Start
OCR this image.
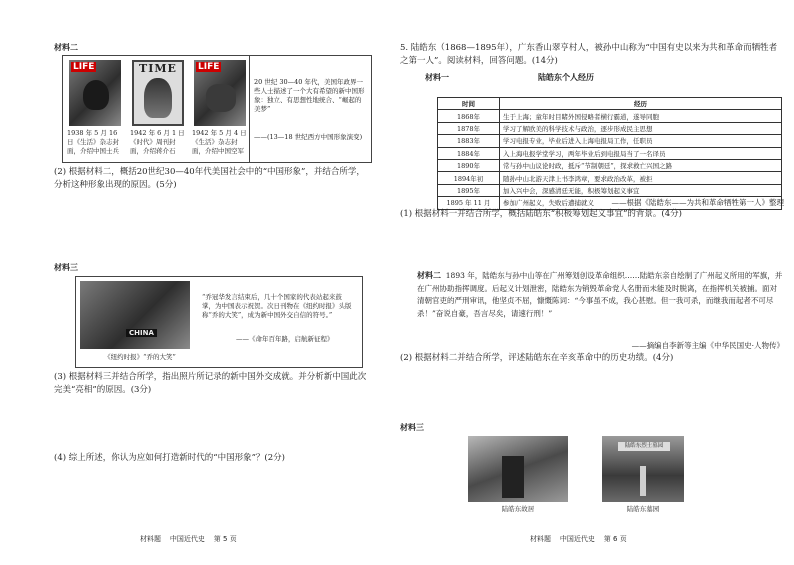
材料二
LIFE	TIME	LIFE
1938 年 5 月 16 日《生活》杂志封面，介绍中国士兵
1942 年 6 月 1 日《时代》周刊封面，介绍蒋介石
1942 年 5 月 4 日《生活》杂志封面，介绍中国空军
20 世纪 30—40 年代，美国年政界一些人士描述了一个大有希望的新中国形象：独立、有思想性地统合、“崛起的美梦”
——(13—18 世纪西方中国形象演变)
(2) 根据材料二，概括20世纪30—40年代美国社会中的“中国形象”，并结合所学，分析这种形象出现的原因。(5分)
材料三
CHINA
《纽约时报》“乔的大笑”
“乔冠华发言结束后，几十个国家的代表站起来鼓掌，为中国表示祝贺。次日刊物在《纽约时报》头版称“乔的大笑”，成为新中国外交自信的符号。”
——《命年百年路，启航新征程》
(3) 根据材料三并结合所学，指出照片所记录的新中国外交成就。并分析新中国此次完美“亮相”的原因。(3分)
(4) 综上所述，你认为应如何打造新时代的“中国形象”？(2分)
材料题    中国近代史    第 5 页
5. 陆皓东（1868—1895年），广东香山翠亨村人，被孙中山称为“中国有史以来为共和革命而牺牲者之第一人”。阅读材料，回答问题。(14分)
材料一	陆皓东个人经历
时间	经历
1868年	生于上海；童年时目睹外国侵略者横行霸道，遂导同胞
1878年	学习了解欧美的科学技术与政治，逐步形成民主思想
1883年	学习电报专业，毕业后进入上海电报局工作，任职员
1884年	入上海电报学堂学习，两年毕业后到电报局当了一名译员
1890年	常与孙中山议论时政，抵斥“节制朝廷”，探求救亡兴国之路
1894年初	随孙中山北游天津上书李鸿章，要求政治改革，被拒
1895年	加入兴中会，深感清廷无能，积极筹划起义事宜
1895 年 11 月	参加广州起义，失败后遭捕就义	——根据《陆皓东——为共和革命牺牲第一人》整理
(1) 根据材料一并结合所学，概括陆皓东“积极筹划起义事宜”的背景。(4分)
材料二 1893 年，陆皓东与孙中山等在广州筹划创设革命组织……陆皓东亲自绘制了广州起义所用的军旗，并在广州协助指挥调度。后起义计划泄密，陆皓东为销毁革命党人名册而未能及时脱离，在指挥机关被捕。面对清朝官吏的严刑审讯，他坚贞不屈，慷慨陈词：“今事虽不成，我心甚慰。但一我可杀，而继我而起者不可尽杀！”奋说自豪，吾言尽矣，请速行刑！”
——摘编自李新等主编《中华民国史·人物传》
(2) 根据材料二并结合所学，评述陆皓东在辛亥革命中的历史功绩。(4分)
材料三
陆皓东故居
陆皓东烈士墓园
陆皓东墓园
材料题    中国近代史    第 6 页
End
◆ **The request**: Return every line of the records exactly as given, pictures excluded.

◆ **Task response**:
OCR this image.
材料二
LIFE	TIME	LIFE
1938 年 5 月 16 日《生活》杂志封面，介绍中国士兵
1942 年 6 月 1 日《时代》周刊封面，介绍蒋介石
1942 年 5 月 4 日《生活》杂志封面，介绍中国空军
20 世纪 30—40 年代，美国年政界一些人士描述了一个大有希望的新中国形象：独立、有思想性地统合、“崛起的美梦”
——(13—18 世纪西方中国形象演变)
(2) 根据材料二，概括20世纪30—40年代美国社会中的“中国形象”，并结合所学，分析这种形象出现的原因。(5分)
材料三
CHINA
《纽约时报》“乔的大笑”
“乔冠华发言结束后，几十个国家的代表站起来鼓掌，为中国表示祝贺。次日刊物在《纽约时报》头版称“乔的大笑”，成为新中国外交自信的符号。”
——《命年百年路，启航新征程》
(3) 根据材料三并结合所学，指出照片所记录的新中国外交成就。并分析新中国此次完美“亮相”的原因。(3分)
(4) 综上所述，你认为应如何打造新时代的“中国形象”？(2分)
材料题    中国近代史    第 5 页
5. 陆皓东（1868—1895年），广东香山翠亨村人，被孙中山称为“中国有史以来为共和革命而牺牲者之第一人”。阅读材料，回答问题。(14分)
材料一	陆皓东个人经历
时间	经历
1868年	生于上海；童年时目睹外国侵略者横行霸道，遂导同胞
1878年	学习了解欧美的科学技术与政治，逐步形成民主思想
1883年	学习电报专业，毕业后进入上海电报局工作，任职员
1884年	入上海电报学堂学习，两年毕业后到电报局当了一名译员
1890年	常与孙中山议论时政，抵斥“节制朝廷”，探求救亡兴国之路
1894年初	随孙中山北游天津上书李鸿章，要求政治改革，被拒
1895年	加入兴中会，深感清廷无能，积极筹划起义事宜
1895 年 11 月	参加广州起义，失败后遭捕就义	——根据《陆皓东——为共和革命牺牲第一人》整理
(1) 根据材料一并结合所学，概括陆皓东“积极筹划起义事宜”的背景。(4分)
材料二 1893 年，陆皓东与孙中山等在广州筹划创设革命组织……陆皓东亲自绘制了广州起义所用的军旗，并在广州协助指挥调度。后起义计划泄密，陆皓东为销毁革命党人名册而未能及时脱离，在指挥机关被捕。面对清朝官吏的严刑审讯，他坚贞不屈，慷慨陈词：“今事虽不成，我心甚慰。但一我可杀，而继我而起者不可尽杀！”奋说自豪，吾言尽矣，请速行刑！”
——摘编自李新等主编《中华民国史·人物传》
(2) 根据材料二并结合所学，评述陆皓东在辛亥革命中的历史功绩。(4分)
材料三
陆皓东故居
陆皓东烈士墓园
陆皓东墓园
材料题    中国近代史    第 6 页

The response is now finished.